- [What you are asked to do] According to the abstract on the mouse carboxylesterase M-LK, what specific activity toward irinotecan did M-LK have?

- [Extracted text]
Abstract

Antitumor prodrug irinotecan is used for a variety of malignancies such as colorectal cancer. It is hydrolyzed to the metabolite, 7-ethyl-10-hydroxycamptothecin (SN-38), which exerts its antineoplastic effect. Several human and rodent carboxylesterases are shown to hydrolyze irinotecan, but the overall activity varies from enzyme to enzyme. This report describes a novel mouse liver and kidney carboxylesterase (M-LK) that is highly active toward this prodrug. Northern analyses demonstrated that M-LK was abundantly expressed in the liver and kidney and slightly in the intestine and lung. Lysates from M-LK transfected cells exhibited a markedly higher activity on irinotecan hydrolysis than lysates from the cells transfected with mouse triacylglycerol hydrolase (TGH) (6.9 versus 1.3 pmol/mg/min). Based on the immunostaining intensity with purified rat hydrolase A, M-LK had a specific activity of 173 pmol/mg/min, which ranked it as one of the most efficient esterases known to hydrolyze irinotecan. A chimeric carboxylesterase and its wild-type enzyme (e.g., M-LKn and M-LK), sharing three quarters of the entire sequence from the N-terminus, exhibited the same substrate preference toward irinotecan and two other substrates, suggesting that the N-terminal sequence determines substrate selectivity. M-LK transfected cells manifested more severe cytotoxicity than TGH transfected cells upon being exposed to irinotecan. Topoisomerase I inhibitors such as irinotecan represent a promising class of anticancer drugs. Identification of M-LK as an efficient carboxylesterase to activate irinotecan provides additional sequence information to locate residues involved in irinotecan hydrolysis and thus facilitates the design of new analogs.

- [Data supplied]
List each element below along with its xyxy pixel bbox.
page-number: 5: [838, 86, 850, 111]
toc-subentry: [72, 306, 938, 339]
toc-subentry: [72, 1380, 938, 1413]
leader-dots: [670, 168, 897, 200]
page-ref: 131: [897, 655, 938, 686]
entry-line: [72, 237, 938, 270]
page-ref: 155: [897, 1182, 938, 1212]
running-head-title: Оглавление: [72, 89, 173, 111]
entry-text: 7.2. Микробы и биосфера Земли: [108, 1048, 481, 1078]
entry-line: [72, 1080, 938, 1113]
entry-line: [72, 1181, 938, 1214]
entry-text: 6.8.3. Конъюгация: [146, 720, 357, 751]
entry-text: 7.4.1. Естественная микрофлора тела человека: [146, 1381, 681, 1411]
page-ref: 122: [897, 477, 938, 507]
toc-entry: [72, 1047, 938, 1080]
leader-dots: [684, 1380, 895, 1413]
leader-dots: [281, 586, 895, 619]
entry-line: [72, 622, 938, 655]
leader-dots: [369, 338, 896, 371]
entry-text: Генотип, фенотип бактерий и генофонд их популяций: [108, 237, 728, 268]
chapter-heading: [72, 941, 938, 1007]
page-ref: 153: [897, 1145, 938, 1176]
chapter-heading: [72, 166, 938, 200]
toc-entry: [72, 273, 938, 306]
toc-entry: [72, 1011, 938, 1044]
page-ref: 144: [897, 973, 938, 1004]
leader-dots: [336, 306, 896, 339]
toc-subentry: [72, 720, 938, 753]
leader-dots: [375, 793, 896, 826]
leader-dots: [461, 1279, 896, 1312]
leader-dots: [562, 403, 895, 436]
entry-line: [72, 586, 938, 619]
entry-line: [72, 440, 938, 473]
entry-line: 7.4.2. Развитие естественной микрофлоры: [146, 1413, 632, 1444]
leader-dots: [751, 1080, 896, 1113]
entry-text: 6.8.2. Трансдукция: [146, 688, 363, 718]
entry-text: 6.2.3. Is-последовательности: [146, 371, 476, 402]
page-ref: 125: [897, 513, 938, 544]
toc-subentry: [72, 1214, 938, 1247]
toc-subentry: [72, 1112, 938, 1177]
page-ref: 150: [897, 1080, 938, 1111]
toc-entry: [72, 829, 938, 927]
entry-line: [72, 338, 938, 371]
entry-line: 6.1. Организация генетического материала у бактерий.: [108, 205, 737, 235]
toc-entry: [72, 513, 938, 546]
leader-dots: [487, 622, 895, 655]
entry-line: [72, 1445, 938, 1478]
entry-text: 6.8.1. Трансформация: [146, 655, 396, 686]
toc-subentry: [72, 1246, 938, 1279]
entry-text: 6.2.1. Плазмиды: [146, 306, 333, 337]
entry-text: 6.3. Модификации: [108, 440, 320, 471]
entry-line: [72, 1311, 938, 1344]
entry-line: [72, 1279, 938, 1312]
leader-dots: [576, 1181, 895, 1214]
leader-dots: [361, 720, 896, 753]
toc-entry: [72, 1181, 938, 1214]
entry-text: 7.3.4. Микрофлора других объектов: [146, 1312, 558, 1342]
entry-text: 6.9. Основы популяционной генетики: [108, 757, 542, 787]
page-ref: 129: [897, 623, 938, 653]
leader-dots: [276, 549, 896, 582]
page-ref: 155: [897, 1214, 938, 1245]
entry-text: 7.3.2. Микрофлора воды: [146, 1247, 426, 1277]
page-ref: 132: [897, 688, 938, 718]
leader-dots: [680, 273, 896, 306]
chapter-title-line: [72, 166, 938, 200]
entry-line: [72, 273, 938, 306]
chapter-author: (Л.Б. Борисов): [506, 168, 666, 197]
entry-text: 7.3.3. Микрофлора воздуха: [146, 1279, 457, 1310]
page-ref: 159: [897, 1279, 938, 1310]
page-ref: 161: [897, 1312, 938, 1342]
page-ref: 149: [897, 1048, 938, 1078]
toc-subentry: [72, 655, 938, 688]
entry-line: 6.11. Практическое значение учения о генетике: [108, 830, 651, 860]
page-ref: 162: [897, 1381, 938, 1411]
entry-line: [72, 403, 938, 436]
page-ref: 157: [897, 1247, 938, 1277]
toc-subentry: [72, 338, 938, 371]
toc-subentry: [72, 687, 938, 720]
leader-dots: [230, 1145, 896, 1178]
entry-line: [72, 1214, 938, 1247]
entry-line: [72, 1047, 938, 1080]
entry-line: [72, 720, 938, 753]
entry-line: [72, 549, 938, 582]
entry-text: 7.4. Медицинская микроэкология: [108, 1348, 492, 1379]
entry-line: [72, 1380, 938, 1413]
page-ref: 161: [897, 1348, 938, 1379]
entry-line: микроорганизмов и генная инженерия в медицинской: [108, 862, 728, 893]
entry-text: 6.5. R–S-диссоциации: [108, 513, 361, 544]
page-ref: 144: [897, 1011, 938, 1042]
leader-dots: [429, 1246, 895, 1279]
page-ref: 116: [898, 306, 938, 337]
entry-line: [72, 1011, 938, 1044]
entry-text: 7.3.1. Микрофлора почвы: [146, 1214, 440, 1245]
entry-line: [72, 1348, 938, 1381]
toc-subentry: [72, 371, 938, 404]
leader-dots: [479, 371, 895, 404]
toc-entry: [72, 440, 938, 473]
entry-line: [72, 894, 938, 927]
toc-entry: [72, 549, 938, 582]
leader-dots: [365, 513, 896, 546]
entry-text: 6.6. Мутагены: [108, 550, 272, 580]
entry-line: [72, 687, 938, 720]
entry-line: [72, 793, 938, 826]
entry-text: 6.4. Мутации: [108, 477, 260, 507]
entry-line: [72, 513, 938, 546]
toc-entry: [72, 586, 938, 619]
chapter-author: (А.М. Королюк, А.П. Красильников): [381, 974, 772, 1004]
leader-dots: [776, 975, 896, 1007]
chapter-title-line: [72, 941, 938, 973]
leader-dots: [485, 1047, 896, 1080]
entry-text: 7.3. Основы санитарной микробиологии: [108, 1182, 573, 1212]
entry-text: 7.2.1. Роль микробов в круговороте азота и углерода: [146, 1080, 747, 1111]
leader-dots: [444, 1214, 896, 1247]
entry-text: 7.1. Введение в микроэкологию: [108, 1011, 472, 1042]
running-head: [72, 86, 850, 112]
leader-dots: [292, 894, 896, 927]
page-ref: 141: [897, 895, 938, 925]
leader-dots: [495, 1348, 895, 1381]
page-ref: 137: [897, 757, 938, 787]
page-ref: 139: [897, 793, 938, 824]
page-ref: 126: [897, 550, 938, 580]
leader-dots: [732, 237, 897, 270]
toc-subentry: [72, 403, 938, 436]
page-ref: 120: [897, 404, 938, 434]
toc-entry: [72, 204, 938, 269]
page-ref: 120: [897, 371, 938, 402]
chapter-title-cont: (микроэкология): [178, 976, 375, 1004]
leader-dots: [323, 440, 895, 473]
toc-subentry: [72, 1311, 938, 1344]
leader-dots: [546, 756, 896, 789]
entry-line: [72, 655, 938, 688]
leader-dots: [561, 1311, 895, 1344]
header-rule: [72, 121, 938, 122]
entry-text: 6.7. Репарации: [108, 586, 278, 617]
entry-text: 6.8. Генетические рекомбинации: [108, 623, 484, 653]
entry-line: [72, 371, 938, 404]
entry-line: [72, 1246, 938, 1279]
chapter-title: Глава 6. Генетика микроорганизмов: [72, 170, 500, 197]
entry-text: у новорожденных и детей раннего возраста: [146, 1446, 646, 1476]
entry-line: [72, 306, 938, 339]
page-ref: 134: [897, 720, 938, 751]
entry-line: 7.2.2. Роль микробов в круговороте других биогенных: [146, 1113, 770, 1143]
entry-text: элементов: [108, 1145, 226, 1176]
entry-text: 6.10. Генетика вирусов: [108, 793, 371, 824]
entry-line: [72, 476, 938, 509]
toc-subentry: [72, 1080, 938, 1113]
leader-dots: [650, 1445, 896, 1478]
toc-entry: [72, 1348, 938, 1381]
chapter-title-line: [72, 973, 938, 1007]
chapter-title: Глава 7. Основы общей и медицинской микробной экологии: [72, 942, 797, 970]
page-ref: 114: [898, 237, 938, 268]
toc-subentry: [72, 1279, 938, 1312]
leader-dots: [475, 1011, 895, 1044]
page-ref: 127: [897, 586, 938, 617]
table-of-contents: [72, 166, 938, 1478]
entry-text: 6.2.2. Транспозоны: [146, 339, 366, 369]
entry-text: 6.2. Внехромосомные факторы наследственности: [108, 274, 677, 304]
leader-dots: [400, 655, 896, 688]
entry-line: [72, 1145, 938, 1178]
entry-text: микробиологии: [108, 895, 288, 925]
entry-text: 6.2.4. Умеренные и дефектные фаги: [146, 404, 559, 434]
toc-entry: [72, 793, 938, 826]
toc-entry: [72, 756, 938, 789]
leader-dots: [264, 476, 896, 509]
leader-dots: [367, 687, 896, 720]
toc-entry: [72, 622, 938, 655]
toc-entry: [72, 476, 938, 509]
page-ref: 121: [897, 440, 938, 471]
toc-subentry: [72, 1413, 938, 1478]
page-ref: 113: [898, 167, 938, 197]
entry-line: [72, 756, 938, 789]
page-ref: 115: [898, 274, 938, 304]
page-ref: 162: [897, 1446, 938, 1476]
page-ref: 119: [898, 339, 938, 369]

- [Response] 173 pmol/mg/min